------ Extrait choisi ------
C’est le dernier rebondissement d’un processus électoral chaotique. L’élection présidentielle en Roumanie a été annulée ce vendredi 6 décembre par la Cour constitutionnelle, à deux jours du second tour. Les autorités du pays soupçonnent la Russie d’avoir tenté d’influencer le vote, en parrainant la campagne du candidat d’extrême droite Calin Georgescu, menée principalement sur TikTok. Ce dernier a appelé samedi soir les Roumains à se rendre encore dimanche aux bureaux de vote. On fait le point.

Ce qui s’est passé?

À peine deux semaines avant le second tour, la Cour constitutionnelle roumaine a décidé « d’annuler l’intégralité » du vote pour l’élection présidentielle, afin de « garantir sa validité et sa légalité ». En cause, des soupçons d’ingérence russe en faveur du candidat Calin Georgescu, qui semblait en mesure de remporter l’élection ce dimanche.

Cet homme de 62 ans, technocrate anti-vax jusqu’alors inconnu du grand public, est arrivé en tête des suffrages, à la surprise générale, lors du premier tour de l’élection présidentielle du 24 novembre, avec 22,94% des suffrages, écrasant largement les favoris des partis gouvernementaux. Mais l’instance avait déjà recompté les votes à l’issue du premier tour, il y a deux semaines, et validé les résultats, après avoir conclu à l’absence de fraude.
------ Extrait de données ------
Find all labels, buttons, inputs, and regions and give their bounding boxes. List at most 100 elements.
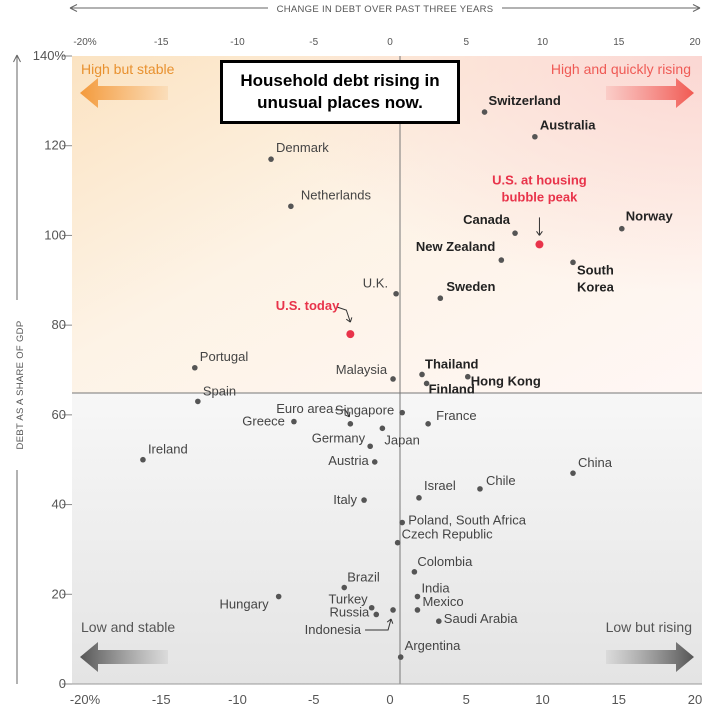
------
### Objectifs
[1] Réécrivez le passage de l'article sur l'annulation de la présidentielle roumaine qui va de « C’est le dernier » jusqu'à « l’élection ce dimanche. », en remplaçant « second tour » par « tour décisif ».
[2] Prolongez l'article sur l'annulation de la présidentielle roumaine à partir de sa dernière phrase.

### Tâches résolues
[1]
C’est le dernier rebondissement d’un processus électoral chaotique. L’élection présidentielle en Roumanie a été annulée ce vendredi 6 décembre par la Cour constitutionnelle, à deux jours du tour décisif. Les autorités du pays soupçonnent la Russie d’avoir tenté d’influencer le vote, en parrainant la campagne du candidat d’extrême droite Calin Georgescu, menée principalement sur TikTok. Ce dernier a appelé samedi soir les Roumains à se rendre encore dimanche aux bureaux de vote. On fait le point.

Ce qui s’est passé?

À peine deux semaines avant le tour décisif, la Cour constitutionnelle roumaine a décidé « d’annuler l’intégralité » du vote pour l’élection présidentielle, afin de « garantir sa validité et sa légalité ». En cause, des soupçons d’ingérence russe en faveur du candidat Calin Georgescu, qui semblait en mesure de remporter l’élection ce dimanche.

[2]
Que reproche-t-on à Calin Georgescu ?

Les autorités soupçonnent une ingérence russe en faveur de l’étranger, grand admirateur de Vladimir Poutine et de Donald Trump, notamment sur le financement de sa campagne, menée exclusivement en ligne.

Car si le message « La Roumanie d’abord » de Calin Georgescu a trouvé son audience auprès d’une partie de la population, lassée des partis traditionnels et confrontée aux difficultés économiques, le candidat a surtout bénéficié sur les réseaux sociaux d’un « traitement préférentiel », selon les responsables, qui font des parallèles avec les efforts précédents contre l’ingérence russe dans les élections en Europe.

Selon les services secrets, près de « 25 000 comptes TikTok », directement associés à la campagne de Calin Georgescu, sont devenus « extrêmement actifs deux semaines avant la date des élections ». D’autant que ce candidat libre, sans aucun parti derrière lui, n’a déclaré aucune dépense de campagne, alors que son opération numérique aurait coûté plusieurs dizaines de millions d’euros, selon plusieurs médias roumains.

Les internautes ont-ils reçu des paiements ?

Au cours de leurs investigations, les services secrets ont également identifié des versements de 381 000 dollars (361 000 euros) effectués entre le 24 octobre et le 24 novembre au profit d’internautes contribuant à la promotion du candidat. Ces versements ont été identifiés comme provenant du compte d’un certain Bogdan Peshir. Cet homme aurait travaillé dans des sociétés liées aux cryptomonnaies, mais l’origine de sa fortune n’est pas claire.

Selon les autorités, son « mode de vie ne correspond pas » à ses activités actuelles. Anonyme jusqu’à récemment, il comparait son soutien à Calin Georgescu à celui d’Elon Musk à Donald Trump. Pour la Cour constitutionnelle, ce « traitement de faveur » sur les réseaux sociaux altère l’égalité entre les différents prétendants.

Une enquête a-t-elle été ouverte ?

Plusieurs enquêtes ont été ouvertes, dont une pour « défaut de déclaration des fonds de campagne », visant directement Calin Georgescu.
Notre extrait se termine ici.